■ **INSTRUCTIONS FOR THE TASK**: Select all lines holding the word "type" from the entries that follow.

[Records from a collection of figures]
--*--

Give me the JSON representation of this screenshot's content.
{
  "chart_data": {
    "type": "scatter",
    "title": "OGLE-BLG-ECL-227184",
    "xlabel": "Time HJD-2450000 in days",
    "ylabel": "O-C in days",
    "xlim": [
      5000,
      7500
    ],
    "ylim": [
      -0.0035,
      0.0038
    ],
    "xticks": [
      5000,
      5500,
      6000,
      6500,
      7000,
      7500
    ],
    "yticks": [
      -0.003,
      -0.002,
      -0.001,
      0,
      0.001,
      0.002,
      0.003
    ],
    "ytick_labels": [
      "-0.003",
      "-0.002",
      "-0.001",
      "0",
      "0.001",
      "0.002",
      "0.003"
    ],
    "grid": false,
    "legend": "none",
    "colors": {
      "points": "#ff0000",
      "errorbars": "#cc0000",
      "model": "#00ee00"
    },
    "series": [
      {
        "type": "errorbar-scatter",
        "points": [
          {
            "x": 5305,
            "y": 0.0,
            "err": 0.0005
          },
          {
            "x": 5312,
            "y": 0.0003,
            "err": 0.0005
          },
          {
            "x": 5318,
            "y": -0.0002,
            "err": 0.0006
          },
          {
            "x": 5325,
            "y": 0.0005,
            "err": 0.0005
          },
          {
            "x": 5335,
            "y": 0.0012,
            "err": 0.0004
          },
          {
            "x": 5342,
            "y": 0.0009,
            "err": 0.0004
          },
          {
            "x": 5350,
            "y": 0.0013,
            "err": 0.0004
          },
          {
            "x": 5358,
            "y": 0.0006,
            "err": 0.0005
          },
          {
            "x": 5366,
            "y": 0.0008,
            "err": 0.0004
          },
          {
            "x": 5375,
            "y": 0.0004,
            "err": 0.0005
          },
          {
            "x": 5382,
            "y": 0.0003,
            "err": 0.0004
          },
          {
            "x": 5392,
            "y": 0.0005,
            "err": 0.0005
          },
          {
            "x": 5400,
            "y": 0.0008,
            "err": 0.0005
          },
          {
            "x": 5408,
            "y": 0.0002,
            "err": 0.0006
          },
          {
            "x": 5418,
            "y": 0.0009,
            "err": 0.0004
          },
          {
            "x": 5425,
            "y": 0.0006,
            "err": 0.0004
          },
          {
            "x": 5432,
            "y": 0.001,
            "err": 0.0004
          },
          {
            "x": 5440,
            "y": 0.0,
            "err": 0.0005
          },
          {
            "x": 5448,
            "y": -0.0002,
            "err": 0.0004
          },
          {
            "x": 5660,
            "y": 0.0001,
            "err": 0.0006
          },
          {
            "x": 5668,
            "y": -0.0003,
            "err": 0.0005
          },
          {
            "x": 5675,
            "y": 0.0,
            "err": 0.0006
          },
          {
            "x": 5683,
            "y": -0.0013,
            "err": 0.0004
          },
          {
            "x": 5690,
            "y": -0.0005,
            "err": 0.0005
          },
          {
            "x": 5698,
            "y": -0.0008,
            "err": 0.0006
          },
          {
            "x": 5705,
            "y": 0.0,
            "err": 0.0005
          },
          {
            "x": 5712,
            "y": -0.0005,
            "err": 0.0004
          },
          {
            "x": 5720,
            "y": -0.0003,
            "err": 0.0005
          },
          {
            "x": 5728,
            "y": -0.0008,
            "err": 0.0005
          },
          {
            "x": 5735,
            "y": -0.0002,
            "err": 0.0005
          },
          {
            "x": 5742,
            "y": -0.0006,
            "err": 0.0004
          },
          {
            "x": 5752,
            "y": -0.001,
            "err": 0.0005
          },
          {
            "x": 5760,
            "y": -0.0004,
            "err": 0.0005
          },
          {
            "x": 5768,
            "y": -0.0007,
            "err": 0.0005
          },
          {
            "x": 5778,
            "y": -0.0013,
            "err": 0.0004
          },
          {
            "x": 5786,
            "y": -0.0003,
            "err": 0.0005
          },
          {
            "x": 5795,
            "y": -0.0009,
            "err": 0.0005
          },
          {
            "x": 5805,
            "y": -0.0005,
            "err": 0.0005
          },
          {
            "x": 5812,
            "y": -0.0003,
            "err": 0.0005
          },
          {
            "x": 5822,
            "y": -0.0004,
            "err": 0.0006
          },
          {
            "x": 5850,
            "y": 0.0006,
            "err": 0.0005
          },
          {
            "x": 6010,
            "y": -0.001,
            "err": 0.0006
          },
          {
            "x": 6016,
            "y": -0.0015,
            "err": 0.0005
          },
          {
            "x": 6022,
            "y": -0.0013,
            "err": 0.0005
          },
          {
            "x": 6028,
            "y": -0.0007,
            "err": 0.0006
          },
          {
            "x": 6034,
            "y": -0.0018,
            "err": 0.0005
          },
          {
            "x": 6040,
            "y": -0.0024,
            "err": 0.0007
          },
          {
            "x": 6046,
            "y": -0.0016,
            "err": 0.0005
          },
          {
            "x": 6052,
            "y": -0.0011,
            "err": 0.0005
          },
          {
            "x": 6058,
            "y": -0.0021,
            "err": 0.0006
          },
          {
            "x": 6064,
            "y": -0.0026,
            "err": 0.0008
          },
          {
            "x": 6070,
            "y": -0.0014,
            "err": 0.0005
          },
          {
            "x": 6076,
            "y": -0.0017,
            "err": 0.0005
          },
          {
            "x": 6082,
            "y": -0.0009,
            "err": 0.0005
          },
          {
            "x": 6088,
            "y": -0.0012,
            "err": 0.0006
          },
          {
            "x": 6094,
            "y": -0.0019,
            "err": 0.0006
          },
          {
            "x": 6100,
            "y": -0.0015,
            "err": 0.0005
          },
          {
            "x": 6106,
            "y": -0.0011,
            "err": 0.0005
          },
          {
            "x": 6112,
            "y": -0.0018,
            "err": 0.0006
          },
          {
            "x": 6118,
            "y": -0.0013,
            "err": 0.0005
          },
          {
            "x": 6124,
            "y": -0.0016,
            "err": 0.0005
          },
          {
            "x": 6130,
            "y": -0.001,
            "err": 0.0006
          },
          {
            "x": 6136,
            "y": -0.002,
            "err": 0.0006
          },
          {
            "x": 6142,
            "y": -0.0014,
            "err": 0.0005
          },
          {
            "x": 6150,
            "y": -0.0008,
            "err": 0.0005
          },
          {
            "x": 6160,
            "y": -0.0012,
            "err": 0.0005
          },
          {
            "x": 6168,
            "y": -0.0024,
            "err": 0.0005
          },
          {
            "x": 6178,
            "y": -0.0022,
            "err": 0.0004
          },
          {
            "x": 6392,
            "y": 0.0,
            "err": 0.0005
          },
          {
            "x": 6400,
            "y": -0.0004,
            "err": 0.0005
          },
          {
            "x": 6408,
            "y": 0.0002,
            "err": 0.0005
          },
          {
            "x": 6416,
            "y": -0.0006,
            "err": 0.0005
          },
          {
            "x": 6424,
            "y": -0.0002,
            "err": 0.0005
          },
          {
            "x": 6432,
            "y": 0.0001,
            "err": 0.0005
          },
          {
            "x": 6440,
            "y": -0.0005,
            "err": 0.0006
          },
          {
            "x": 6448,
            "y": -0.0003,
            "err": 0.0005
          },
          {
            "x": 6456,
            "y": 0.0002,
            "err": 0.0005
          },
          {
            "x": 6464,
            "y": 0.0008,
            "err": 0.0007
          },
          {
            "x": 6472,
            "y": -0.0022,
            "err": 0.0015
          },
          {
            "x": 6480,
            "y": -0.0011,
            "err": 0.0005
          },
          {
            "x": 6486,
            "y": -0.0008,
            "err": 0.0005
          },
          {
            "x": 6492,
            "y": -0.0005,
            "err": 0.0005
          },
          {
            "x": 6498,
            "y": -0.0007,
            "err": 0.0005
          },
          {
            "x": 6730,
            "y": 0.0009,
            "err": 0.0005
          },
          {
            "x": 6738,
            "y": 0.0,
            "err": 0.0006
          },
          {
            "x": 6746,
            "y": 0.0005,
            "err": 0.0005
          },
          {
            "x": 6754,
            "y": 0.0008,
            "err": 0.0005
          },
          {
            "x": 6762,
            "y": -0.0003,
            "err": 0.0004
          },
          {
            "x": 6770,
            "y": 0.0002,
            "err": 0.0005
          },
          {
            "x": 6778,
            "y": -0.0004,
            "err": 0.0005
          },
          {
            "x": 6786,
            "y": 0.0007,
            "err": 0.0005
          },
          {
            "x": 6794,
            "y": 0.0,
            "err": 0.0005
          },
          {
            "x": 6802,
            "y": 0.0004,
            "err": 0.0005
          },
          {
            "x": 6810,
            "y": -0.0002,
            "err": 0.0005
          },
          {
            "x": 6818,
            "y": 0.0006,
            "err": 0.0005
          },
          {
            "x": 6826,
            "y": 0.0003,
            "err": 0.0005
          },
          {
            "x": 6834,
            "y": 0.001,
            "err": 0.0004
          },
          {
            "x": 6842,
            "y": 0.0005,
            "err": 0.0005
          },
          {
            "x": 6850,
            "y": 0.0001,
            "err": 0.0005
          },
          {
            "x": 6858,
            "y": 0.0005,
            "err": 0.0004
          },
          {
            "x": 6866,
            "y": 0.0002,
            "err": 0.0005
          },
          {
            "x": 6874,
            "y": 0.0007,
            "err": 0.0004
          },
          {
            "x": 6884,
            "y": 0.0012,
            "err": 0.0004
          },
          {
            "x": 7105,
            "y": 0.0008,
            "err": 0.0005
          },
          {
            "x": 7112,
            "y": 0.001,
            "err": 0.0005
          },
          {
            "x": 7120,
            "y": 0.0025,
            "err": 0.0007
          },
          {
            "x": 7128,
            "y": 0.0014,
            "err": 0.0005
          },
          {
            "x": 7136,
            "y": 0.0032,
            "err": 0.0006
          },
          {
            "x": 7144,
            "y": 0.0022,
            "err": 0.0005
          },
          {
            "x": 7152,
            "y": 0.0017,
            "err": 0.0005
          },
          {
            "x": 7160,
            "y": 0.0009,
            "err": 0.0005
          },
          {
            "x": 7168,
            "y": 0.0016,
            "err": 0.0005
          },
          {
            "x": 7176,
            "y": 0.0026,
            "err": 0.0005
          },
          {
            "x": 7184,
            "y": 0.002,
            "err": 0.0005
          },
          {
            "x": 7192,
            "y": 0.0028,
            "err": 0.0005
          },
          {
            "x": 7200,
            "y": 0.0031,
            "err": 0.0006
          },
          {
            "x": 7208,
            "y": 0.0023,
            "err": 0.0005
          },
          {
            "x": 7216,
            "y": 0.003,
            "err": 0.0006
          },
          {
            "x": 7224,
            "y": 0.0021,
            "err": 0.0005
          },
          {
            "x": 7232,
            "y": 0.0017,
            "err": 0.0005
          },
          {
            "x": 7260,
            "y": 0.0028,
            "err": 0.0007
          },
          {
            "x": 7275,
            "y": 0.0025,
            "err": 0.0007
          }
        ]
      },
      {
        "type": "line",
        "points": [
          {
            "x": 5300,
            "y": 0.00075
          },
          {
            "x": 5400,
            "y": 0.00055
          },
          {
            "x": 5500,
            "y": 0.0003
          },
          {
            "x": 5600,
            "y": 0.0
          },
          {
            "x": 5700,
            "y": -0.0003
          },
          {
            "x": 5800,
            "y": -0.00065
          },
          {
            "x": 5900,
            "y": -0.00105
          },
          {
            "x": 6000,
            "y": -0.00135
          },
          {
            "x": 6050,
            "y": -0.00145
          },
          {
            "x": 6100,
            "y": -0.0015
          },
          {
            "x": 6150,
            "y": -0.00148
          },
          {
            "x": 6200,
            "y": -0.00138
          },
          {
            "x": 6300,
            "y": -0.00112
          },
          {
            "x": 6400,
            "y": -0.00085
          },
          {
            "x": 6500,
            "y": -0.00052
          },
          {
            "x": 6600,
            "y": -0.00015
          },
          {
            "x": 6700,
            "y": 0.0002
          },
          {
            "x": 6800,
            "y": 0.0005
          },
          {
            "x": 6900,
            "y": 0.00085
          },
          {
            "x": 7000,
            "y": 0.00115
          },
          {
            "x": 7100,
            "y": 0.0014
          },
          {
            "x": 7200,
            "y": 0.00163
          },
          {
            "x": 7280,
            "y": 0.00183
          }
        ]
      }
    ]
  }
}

--*--

■ **EXPECTED OUTPUT**:
    "type": "scatter",
        "type": "errorbar-scatter",
        "type": "line",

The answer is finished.